THE TASK: In the data, extract each line that holds the string "ALMANZORA".

THE RECORDS:
———
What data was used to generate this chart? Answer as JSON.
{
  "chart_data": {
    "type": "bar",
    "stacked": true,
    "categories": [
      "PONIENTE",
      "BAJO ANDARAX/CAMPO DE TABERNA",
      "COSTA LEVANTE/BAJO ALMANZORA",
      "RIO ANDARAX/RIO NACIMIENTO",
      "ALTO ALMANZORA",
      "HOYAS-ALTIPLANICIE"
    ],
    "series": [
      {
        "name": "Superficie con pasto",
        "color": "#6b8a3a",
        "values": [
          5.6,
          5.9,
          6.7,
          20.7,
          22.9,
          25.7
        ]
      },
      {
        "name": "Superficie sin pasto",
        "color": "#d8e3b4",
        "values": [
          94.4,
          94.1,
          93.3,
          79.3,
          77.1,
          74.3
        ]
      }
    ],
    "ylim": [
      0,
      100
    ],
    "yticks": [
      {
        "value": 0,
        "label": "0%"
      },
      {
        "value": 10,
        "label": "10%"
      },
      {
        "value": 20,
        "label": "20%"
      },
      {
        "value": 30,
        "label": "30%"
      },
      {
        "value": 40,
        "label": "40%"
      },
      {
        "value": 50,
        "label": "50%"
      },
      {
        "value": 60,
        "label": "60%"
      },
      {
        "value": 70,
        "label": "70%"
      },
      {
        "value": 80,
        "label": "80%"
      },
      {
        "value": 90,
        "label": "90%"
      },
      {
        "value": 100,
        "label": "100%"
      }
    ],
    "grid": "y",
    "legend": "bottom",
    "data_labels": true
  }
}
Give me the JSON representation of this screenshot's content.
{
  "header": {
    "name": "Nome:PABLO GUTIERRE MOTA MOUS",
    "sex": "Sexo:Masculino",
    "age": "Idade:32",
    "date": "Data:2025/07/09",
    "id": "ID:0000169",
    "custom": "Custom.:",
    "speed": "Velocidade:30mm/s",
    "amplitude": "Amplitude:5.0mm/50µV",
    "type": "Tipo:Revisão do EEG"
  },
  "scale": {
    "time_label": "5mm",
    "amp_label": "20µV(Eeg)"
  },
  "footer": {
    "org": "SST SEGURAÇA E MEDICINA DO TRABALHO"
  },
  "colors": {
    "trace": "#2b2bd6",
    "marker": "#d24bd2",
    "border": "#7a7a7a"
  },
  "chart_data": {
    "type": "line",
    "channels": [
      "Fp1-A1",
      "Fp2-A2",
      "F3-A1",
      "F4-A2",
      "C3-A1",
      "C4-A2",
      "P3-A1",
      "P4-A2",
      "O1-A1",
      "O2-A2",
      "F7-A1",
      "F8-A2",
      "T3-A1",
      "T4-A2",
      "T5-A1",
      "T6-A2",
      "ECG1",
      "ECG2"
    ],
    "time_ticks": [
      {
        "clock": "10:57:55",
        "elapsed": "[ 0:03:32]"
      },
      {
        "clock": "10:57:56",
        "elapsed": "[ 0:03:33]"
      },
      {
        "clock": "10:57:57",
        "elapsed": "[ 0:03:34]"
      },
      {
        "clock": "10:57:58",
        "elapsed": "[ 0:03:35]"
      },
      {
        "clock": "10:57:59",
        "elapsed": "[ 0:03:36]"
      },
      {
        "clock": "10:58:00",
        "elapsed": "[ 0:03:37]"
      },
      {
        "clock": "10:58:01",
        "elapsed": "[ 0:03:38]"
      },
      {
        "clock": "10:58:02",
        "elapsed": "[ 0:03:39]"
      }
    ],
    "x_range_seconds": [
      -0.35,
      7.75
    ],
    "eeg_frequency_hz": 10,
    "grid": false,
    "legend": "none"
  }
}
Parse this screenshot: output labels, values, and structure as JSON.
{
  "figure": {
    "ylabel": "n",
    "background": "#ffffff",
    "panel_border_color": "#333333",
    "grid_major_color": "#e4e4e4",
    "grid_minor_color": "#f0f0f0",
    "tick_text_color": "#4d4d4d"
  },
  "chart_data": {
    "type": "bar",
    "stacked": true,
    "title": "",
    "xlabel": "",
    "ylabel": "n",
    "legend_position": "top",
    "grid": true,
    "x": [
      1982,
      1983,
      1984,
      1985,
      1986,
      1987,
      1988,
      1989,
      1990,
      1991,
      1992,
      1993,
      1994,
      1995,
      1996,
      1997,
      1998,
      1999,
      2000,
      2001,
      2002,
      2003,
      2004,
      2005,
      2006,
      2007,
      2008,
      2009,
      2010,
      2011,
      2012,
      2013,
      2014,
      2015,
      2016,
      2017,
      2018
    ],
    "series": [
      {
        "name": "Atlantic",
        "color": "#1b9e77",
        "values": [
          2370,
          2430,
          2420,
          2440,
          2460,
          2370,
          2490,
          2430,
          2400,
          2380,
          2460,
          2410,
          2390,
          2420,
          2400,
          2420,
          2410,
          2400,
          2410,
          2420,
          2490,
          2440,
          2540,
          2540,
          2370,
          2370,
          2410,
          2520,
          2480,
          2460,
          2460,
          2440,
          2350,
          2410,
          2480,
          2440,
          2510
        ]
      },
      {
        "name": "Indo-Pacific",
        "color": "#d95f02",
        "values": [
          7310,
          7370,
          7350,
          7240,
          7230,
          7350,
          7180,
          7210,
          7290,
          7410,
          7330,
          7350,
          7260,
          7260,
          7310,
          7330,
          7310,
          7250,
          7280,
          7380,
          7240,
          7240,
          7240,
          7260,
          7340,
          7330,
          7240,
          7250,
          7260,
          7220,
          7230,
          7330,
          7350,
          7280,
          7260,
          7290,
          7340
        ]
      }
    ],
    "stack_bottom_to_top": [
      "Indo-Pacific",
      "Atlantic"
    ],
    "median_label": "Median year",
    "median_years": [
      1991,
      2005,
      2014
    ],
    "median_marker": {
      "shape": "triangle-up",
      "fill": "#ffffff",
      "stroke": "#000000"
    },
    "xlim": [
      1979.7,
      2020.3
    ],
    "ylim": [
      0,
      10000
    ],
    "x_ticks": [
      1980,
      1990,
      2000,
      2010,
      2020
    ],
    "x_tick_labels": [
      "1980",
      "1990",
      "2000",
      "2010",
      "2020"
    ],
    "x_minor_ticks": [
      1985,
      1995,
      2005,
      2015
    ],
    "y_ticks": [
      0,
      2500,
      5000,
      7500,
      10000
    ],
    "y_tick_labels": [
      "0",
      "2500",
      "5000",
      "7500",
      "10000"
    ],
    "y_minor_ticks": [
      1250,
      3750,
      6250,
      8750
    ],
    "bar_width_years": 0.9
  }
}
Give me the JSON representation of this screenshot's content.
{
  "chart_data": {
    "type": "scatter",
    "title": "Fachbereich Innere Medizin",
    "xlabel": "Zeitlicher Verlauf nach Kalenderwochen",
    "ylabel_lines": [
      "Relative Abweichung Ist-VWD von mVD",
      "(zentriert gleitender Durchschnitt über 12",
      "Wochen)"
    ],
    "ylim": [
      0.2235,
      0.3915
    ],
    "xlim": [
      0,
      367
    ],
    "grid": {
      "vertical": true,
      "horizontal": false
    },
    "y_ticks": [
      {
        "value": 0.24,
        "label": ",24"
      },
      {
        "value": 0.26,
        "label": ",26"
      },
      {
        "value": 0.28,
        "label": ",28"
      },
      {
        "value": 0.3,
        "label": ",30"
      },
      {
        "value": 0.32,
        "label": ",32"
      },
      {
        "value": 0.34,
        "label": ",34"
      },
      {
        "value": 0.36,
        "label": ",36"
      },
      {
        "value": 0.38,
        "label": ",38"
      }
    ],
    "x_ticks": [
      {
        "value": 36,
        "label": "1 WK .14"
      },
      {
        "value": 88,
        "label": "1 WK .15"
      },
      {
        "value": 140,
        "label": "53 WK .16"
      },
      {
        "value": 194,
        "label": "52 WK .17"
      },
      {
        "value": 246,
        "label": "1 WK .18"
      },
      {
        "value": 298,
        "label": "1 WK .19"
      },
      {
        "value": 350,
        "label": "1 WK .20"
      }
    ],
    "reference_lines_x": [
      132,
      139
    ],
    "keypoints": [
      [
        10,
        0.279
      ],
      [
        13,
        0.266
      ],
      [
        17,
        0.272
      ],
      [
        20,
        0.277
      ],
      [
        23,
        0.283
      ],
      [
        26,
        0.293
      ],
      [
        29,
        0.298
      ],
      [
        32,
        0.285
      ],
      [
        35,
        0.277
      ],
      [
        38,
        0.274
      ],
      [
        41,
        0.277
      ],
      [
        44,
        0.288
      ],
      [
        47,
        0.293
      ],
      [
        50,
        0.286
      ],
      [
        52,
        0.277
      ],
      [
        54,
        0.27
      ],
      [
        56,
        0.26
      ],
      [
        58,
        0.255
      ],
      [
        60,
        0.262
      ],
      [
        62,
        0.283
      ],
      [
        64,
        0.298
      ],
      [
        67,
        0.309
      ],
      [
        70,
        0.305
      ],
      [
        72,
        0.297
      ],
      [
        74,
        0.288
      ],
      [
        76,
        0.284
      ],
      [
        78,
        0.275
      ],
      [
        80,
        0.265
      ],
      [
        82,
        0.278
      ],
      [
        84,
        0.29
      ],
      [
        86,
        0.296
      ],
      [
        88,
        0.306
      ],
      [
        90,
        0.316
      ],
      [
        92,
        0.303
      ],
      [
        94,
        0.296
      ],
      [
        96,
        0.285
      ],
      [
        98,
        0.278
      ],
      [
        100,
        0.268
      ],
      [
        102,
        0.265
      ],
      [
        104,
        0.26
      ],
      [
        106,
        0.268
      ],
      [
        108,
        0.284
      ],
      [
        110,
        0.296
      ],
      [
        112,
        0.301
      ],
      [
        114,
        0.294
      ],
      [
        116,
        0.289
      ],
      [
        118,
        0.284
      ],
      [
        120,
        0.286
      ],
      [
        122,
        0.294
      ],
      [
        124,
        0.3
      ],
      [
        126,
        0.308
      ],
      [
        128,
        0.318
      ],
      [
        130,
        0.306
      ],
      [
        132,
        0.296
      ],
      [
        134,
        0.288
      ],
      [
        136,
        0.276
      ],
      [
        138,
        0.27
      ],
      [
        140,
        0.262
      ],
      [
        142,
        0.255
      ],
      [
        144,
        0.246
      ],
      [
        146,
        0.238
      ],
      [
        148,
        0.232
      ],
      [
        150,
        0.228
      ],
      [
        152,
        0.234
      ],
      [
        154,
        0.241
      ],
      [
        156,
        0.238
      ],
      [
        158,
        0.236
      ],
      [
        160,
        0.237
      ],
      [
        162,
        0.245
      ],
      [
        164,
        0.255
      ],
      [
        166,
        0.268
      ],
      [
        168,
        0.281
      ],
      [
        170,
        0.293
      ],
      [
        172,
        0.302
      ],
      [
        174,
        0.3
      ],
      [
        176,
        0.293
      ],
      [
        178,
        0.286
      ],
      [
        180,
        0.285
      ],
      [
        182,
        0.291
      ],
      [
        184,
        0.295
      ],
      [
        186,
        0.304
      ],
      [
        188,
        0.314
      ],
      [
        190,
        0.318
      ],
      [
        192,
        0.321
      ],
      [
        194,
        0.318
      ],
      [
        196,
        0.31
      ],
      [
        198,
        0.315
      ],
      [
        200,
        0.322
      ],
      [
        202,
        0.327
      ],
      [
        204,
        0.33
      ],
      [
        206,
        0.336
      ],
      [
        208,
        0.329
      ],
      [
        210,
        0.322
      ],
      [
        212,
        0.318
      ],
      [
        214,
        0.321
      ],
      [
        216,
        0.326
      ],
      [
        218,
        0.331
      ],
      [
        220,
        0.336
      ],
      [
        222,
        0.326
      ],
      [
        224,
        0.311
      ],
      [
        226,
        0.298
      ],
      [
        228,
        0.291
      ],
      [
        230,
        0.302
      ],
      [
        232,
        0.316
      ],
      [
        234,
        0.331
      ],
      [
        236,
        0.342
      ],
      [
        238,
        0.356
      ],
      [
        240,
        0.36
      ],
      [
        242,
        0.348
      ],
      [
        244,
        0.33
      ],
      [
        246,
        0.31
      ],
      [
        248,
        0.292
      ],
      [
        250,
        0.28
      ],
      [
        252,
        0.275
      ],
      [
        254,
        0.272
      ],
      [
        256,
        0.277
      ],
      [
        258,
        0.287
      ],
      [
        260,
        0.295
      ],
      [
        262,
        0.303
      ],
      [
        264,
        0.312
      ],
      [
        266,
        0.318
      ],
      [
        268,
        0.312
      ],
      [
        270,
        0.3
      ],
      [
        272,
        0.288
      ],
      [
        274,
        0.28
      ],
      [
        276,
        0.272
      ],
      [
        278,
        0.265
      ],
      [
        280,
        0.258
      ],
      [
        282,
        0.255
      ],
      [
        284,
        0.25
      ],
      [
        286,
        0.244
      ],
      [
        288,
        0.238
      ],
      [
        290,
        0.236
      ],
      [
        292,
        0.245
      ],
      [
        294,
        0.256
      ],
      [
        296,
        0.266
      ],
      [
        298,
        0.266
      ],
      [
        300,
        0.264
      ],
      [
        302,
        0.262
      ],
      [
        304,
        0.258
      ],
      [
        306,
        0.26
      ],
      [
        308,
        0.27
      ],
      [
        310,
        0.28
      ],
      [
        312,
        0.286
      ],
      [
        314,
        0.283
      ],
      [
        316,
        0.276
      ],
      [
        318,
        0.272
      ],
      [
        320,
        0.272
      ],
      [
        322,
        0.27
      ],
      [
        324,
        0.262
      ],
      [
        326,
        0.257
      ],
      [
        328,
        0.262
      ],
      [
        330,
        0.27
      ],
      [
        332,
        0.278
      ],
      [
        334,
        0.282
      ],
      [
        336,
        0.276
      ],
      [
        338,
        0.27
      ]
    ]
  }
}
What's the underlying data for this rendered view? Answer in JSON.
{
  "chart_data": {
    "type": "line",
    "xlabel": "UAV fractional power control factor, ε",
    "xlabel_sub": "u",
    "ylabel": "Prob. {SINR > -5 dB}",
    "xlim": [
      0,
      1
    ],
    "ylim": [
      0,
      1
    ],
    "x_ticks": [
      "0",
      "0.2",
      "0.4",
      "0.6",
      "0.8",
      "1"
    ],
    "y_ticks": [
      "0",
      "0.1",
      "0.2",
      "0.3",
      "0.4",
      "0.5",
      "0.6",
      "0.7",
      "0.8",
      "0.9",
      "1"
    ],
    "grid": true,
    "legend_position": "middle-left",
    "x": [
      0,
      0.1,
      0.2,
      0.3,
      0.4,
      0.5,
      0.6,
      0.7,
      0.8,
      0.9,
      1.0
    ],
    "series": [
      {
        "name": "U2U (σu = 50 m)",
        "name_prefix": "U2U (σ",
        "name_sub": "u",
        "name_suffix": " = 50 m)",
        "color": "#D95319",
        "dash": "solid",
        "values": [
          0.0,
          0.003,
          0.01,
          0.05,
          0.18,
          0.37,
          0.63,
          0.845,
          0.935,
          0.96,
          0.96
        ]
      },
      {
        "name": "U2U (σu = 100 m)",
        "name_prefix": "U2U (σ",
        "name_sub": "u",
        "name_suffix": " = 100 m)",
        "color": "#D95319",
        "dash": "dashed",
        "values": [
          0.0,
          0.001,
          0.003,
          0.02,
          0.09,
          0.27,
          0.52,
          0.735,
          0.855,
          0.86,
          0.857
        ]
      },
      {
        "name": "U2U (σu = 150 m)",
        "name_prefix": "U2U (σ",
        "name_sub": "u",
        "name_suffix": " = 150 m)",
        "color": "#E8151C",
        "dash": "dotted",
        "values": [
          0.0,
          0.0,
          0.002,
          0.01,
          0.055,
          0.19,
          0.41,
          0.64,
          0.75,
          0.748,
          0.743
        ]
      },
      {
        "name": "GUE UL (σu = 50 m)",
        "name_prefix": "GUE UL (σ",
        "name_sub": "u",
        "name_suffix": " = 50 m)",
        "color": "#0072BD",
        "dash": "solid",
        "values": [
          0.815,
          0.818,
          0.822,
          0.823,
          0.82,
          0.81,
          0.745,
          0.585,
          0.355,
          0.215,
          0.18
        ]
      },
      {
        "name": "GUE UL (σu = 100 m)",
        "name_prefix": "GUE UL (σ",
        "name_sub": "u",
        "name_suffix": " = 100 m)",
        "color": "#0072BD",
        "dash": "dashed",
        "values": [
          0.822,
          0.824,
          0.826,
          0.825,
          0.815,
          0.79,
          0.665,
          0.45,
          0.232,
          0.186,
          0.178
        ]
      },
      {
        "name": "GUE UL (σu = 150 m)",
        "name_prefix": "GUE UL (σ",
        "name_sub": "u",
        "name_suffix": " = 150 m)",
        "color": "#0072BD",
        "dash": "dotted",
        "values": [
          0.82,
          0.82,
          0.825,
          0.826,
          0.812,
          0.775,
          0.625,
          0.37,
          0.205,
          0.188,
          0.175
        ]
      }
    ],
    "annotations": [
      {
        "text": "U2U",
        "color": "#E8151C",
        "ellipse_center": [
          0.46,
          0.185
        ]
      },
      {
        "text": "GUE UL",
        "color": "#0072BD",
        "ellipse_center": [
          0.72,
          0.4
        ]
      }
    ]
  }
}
———
THE ANSWER:
      "COSTA LEVANTE/BAJO ALMANZORA",
      "ALTO ALMANZORA",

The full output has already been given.